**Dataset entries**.

>>

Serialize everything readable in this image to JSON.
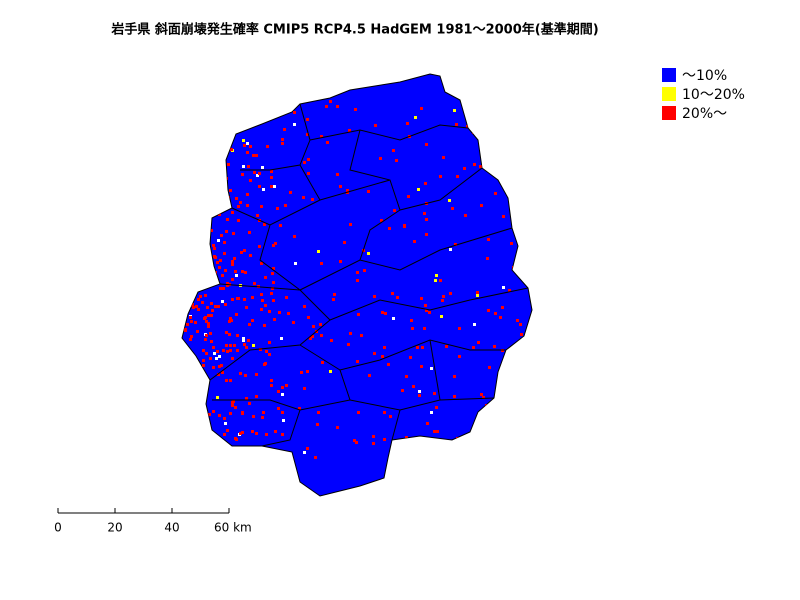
{
  "title": "岩手県 斜面崩壊発生確率 CMIP5 RCP4.5 HadGEM 1981～2000年(基準期間)",
  "legend": [
    {
      "label": "～10%",
      "color": "#0000ff"
    },
    {
      "label": "10～20%",
      "color": "#ffff00"
    },
    {
      "label": "20%～",
      "color": "#ff0000"
    }
  ],
  "scale_bar": {
    "labels": [
      "0",
      "20",
      "40",
      "60 km"
    ]
  }
}
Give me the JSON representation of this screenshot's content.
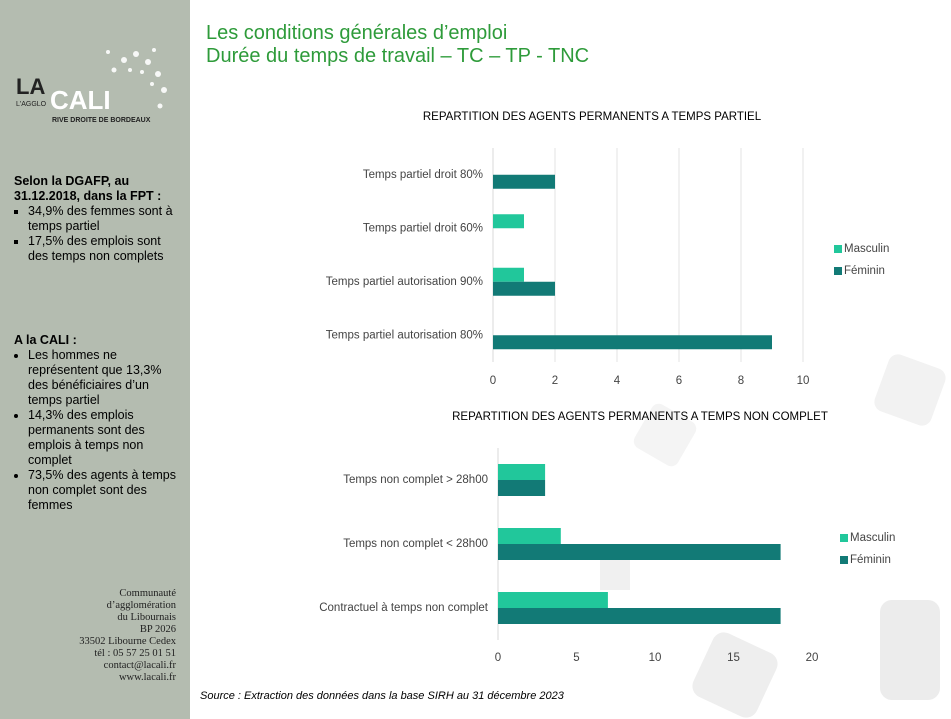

<<

Drop the pictures and reproduce the rest of the entries above exactly.

**ANSWER TO THE PROBLEM**.
Serialize everything readable in this image to JSON.
{
  "title": "岩手県 斜面崩壊発生確率 CMIP5 RCP4.5 HadGEM 1981～2000年(基準期間)",
  "legend": [
    {
      "label": "～10%",
      "color": "#0000ff"
    },
    {
      "label": "10～20%",
      "color": "#ffff00"
    },
    {
      "label": "20%～",
      "color": "#ff0000"
    }
  ],
  "scale_bar": {
    "labels": [
      "0",
      "20",
      "40",
      "60 km"
    ]
  }
}
Give me the JSON representation of this screenshot's content.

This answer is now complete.